▸ EXERCISE REQUIREMENTS
All entries are to be given again verbatim.

▸ THE DATA
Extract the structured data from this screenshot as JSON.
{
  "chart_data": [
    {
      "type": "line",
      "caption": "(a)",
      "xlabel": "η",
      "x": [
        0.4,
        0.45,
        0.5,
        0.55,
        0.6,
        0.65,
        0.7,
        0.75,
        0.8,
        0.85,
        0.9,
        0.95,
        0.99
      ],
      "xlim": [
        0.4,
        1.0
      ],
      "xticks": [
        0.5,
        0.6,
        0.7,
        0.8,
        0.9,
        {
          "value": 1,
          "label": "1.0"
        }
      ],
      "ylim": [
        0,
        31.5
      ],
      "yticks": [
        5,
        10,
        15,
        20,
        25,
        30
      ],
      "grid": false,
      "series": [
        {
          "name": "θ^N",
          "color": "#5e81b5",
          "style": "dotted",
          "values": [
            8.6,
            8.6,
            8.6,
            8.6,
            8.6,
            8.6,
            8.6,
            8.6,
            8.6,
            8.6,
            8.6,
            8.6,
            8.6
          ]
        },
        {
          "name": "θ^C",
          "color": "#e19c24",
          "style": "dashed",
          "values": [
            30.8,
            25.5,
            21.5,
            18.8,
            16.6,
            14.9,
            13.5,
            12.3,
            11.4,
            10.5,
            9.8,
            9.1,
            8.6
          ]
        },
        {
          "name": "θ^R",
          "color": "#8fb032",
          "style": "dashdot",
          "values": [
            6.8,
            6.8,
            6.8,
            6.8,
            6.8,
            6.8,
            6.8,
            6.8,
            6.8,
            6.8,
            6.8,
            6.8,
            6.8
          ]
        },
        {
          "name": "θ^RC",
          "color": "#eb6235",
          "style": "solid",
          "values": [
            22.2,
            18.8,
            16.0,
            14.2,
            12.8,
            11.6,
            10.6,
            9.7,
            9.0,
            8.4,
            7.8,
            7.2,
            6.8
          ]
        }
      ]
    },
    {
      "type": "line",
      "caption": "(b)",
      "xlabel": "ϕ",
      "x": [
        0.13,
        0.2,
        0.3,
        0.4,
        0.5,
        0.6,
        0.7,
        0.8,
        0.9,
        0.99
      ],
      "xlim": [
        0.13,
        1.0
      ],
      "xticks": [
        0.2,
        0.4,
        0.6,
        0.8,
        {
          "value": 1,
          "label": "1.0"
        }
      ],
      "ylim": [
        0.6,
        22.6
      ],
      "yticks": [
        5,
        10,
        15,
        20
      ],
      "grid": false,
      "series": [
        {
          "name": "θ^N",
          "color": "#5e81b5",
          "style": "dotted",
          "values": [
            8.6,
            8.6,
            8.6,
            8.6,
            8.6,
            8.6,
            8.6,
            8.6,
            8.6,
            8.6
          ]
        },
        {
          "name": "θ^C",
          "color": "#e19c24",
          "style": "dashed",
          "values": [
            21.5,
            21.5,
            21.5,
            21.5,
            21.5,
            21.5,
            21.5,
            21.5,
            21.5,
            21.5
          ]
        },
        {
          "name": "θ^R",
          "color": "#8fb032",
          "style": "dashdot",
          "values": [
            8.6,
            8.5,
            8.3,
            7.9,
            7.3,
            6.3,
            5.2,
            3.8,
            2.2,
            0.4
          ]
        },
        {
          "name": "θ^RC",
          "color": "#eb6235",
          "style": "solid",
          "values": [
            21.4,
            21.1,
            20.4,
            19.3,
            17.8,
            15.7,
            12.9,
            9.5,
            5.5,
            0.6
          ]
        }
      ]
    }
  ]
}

▸ RIGHT ANSWER
Extract the structured data from this screenshot as JSON.
{
  "chart_data": [
    {
      "type": "line",
      "caption": "(a)",
      "xlabel": "η",
      "x": [
        0.4,
        0.45,
        0.5,
        0.55,
        0.6,
        0.65,
        0.7,
        0.75,
        0.8,
        0.85,
        0.9,
        0.95,
        0.99
      ],
      "xlim": [
        0.4,
        1.0
      ],
      "xticks": [
        0.5,
        0.6,
        0.7,
        0.8,
        0.9,
        {
          "value": 1,
          "label": "1.0"
        }
      ],
      "ylim": [
        0,
        31.5
      ],
      "yticks": [
        5,
        10,
        15,
        20,
        25,
        30
      ],
      "grid": false,
      "series": [
        {
          "name": "θ^N",
          "color": "#5e81b5",
          "style": "dotted",
          "values": [
            8.6,
            8.6,
            8.6,
            8.6,
            8.6,
            8.6,
            8.6,
            8.6,
            8.6,
            8.6,
            8.6,
            8.6,
            8.6
          ]
        },
        {
          "name": "θ^C",
          "color": "#e19c24",
          "style": "dashed",
          "values": [
            30.8,
            25.5,
            21.5,
            18.8,
            16.6,
            14.9,
            13.5,
            12.3,
            11.4,
            10.5,
            9.8,
            9.1,
            8.6
          ]
        },
        {
          "name": "θ^R",
          "color": "#8fb032",
          "style": "dashdot",
          "values": [
            6.8,
            6.8,
            6.8,
            6.8,
            6.8,
            6.8,
            6.8,
            6.8,
            6.8,
            6.8,
            6.8,
            6.8,
            6.8
          ]
        },
        {
          "name": "θ^RC",
          "color": "#eb6235",
          "style": "solid",
          "values": [
            22.2,
            18.8,
            16.0,
            14.2,
            12.8,
            11.6,
            10.6,
            9.7,
            9.0,
            8.4,
            7.8,
            7.2,
            6.8
          ]
        }
      ]
    },
    {
      "type": "line",
      "caption": "(b)",
      "xlabel": "ϕ",
      "x": [
        0.13,
        0.2,
        0.3,
        0.4,
        0.5,
        0.6,
        0.7,
        0.8,
        0.9,
        0.99
      ],
      "xlim": [
        0.13,
        1.0
      ],
      "xticks": [
        0.2,
        0.4,
        0.6,
        0.8,
        {
          "value": 1,
          "label": "1.0"
        }
      ],
      "ylim": [
        0.6,
        22.6
      ],
      "yticks": [
        5,
        10,
        15,
        20
      ],
      "grid": false,
      "series": [
        {
          "name": "θ^N",
          "color": "#5e81b5",
          "style": "dotted",
          "values": [
            8.6,
            8.6,
            8.6,
            8.6,
            8.6,
            8.6,
            8.6,
            8.6,
            8.6,
            8.6
          ]
        },
        {
          "name": "θ^C",
          "color": "#e19c24",
          "style": "dashed",
          "values": [
            21.5,
            21.5,
            21.5,
            21.5,
            21.5,
            21.5,
            21.5,
            21.5,
            21.5,
            21.5
          ]
        },
        {
          "name": "θ^R",
          "color": "#8fb032",
          "style": "dashdot",
          "values": [
            8.6,
            8.5,
            8.3,
            7.9,
            7.3,
            6.3,
            5.2,
            3.8,
            2.2,
            0.4
          ]
        },
        {
          "name": "θ^RC",
          "color": "#eb6235",
          "style": "solid",
          "values": [
            21.4,
            21.1,
            20.4,
            19.3,
            17.8,
            15.7,
            12.9,
            9.5,
            5.5,
            0.6
          ]
        }
      ]
    }
  ]
}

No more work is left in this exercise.